- [Activity]
All of the data below is to be copied exactly.

Records excerpted from a collection
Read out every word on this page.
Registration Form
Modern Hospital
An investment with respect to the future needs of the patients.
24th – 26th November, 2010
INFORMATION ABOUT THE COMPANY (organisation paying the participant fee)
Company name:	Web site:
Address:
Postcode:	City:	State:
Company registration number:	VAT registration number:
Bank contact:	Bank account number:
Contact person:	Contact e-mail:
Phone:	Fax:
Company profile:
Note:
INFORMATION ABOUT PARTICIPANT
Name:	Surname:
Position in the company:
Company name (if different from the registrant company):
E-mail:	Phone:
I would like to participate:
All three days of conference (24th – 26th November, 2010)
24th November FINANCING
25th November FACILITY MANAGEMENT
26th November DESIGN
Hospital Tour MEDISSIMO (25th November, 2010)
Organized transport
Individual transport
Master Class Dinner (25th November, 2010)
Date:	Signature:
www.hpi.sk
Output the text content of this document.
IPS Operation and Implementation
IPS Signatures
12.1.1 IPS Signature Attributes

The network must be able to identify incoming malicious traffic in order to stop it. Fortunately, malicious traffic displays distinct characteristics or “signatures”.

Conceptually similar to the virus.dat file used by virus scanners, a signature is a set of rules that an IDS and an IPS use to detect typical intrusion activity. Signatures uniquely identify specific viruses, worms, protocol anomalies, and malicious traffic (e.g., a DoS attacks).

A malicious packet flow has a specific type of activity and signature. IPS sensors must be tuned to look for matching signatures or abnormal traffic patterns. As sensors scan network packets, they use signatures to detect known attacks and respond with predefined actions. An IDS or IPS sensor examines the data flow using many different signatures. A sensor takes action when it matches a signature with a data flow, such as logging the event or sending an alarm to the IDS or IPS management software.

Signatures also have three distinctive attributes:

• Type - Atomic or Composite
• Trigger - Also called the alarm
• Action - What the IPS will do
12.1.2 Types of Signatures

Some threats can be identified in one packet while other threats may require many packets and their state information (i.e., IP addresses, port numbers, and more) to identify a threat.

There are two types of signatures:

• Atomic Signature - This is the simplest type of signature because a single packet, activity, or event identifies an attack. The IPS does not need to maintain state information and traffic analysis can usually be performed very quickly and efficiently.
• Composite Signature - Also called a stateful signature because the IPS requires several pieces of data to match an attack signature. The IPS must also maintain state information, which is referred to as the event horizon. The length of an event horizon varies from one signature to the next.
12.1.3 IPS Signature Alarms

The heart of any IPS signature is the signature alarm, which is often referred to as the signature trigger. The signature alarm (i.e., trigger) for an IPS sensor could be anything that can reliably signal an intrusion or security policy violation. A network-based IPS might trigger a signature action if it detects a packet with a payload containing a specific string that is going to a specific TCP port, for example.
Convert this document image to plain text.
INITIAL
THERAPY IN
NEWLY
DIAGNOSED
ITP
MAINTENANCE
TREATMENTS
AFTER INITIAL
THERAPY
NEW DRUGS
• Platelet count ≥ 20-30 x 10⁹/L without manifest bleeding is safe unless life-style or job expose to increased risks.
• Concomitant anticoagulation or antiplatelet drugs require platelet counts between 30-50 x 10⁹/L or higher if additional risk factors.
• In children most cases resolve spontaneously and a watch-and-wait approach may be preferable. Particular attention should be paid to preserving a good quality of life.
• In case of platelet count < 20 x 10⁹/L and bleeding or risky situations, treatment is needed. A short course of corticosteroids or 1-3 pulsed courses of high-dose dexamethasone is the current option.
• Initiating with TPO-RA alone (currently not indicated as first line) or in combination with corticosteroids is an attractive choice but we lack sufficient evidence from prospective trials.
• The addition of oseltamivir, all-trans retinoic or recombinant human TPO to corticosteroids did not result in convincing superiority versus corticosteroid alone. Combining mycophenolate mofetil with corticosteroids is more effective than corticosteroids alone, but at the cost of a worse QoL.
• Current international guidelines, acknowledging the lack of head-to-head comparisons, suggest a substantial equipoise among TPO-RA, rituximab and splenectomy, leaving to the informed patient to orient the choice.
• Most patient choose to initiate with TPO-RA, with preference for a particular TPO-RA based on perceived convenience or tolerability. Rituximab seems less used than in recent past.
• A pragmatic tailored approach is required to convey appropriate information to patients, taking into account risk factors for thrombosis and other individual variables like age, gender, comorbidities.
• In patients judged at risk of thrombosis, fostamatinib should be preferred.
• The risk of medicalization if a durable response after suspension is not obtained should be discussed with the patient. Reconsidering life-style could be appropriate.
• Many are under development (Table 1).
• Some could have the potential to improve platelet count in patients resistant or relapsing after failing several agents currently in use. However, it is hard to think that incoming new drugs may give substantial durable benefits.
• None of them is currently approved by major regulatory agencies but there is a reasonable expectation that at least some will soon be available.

- [Exercise result]
Read out every word on this page.
Registration Form
Modern Hospital
An investment with respect to the future needs of the patients.
24th – 26th November, 2010
INFORMATION ABOUT THE COMPANY (organisation paying the participant fee)
Company name:	Web site:
Address:
Postcode:	City:	State:
Company registration number:	VAT registration number:
Bank contact:	Bank account number:
Contact person:	Contact e-mail:
Phone:	Fax:
Company profile:
Note:
INFORMATION ABOUT PARTICIPANT
Name:	Surname:
Position in the company:
Company name (if different from the registrant company):
E-mail:	Phone:
I would like to participate:
All three days of conference (24th – 26th November, 2010)
24th November FINANCING
25th November FACILITY MANAGEMENT
26th November DESIGN
Hospital Tour MEDISSIMO (25th November, 2010)
Organized transport
Individual transport
Master Class Dinner (25th November, 2010)
Date:	Signature:
www.hpi.sk
Output the text content of this document.
IPS Operation and Implementation
IPS Signatures
12.1.1 IPS Signature Attributes

The network must be able to identify incoming malicious traffic in order to stop it. Fortunately, malicious traffic displays distinct characteristics or “signatures”.

Conceptually similar to the virus.dat file used by virus scanners, a signature is a set of rules that an IDS and an IPS use to detect typical intrusion activity. Signatures uniquely identify specific viruses, worms, protocol anomalies, and malicious traffic (e.g., a DoS attacks).

A malicious packet flow has a specific type of activity and signature. IPS sensors must be tuned to look for matching signatures or abnormal traffic patterns. As sensors scan network packets, they use signatures to detect known attacks and respond with predefined actions. An IDS or IPS sensor examines the data flow using many different signatures. A sensor takes action when it matches a signature with a data flow, such as logging the event or sending an alarm to the IDS or IPS management software.

Signatures also have three distinctive attributes:

• Type - Atomic or Composite
• Trigger - Also called the alarm
• Action - What the IPS will do
12.1.2 Types of Signatures

Some threats can be identified in one packet while other threats may require many packets and their state information (i.e., IP addresses, port numbers, and more) to identify a threat.

There are two types of signatures:

• Atomic Signature - This is the simplest type of signature because a single packet, activity, or event identifies an attack. The IPS does not need to maintain state information and traffic analysis can usually be performed very quickly and efficiently.
• Composite Signature - Also called a stateful signature because the IPS requires several pieces of data to match an attack signature. The IPS must also maintain state information, which is referred to as the event horizon. The length of an event horizon varies from one signature to the next.
12.1.3 IPS Signature Alarms

The heart of any IPS signature is the signature alarm, which is often referred to as the signature trigger. The signature alarm (i.e., trigger) for an IPS sensor could be anything that can reliably signal an intrusion or security policy violation. A network-based IPS might trigger a signature action if it detects a packet with a payload containing a specific string that is going to a specific TCP port, for example.
Convert this document image to plain text.
INITIAL
THERAPY IN
NEWLY
DIAGNOSED
ITP
MAINTENANCE
TREATMENTS
AFTER INITIAL
THERAPY
NEW DRUGS
• Platelet count ≥ 20-30 x 10⁹/L without manifest bleeding is safe unless life-style or job expose to increased risks.
• Concomitant anticoagulation or antiplatelet drugs require platelet counts between 30-50 x 10⁹/L or higher if additional risk factors.
• In children most cases resolve spontaneously and a watch-and-wait approach may be preferable. Particular attention should be paid to preserving a good quality of life.
• In case of platelet count < 20 x 10⁹/L and bleeding or risky situations, treatment is needed. A short course of corticosteroids or 1-3 pulsed courses of high-dose dexamethasone is the current option.
• Initiating with TPO-RA alone (currently not indicated as first line) or in combination with corticosteroids is an attractive choice but we lack sufficient evidence from prospective trials.
• The addition of oseltamivir, all-trans retinoic or recombinant human TPO to corticosteroids did not result in convincing superiority versus corticosteroid alone. Combining mycophenolate mofetil with corticosteroids is more effective than corticosteroids alone, but at the cost of a worse QoL.
• Current international guidelines, acknowledging the lack of head-to-head comparisons, suggest a substantial equipoise among TPO-RA, rituximab and splenectomy, leaving to the informed patient to orient the choice.
• Most patient choose to initiate with TPO-RA, with preference for a particular TPO-RA based on perceived convenience or tolerability. Rituximab seems less used than in recent past.
• A pragmatic tailored approach is required to convey appropriate information to patients, taking into account risk factors for thrombosis and other individual variables like age, gender, comorbidities.
• In patients judged at risk of thrombosis, fostamatinib should be preferred.
• The risk of medicalization if a durable response after suspension is not obtained should be discussed with the patient. Reconsidering life-style could be appropriate.
• Many are under development (Table 1).
• Some could have the potential to improve platelet count in patients resistant or relapsing after failing several agents currently in use. However, it is hard to think that incoming new drugs may give substantial durable benefits.
• None of them is currently approved by major regulatory agencies but there is a reasonable expectation that at least some will soon be available.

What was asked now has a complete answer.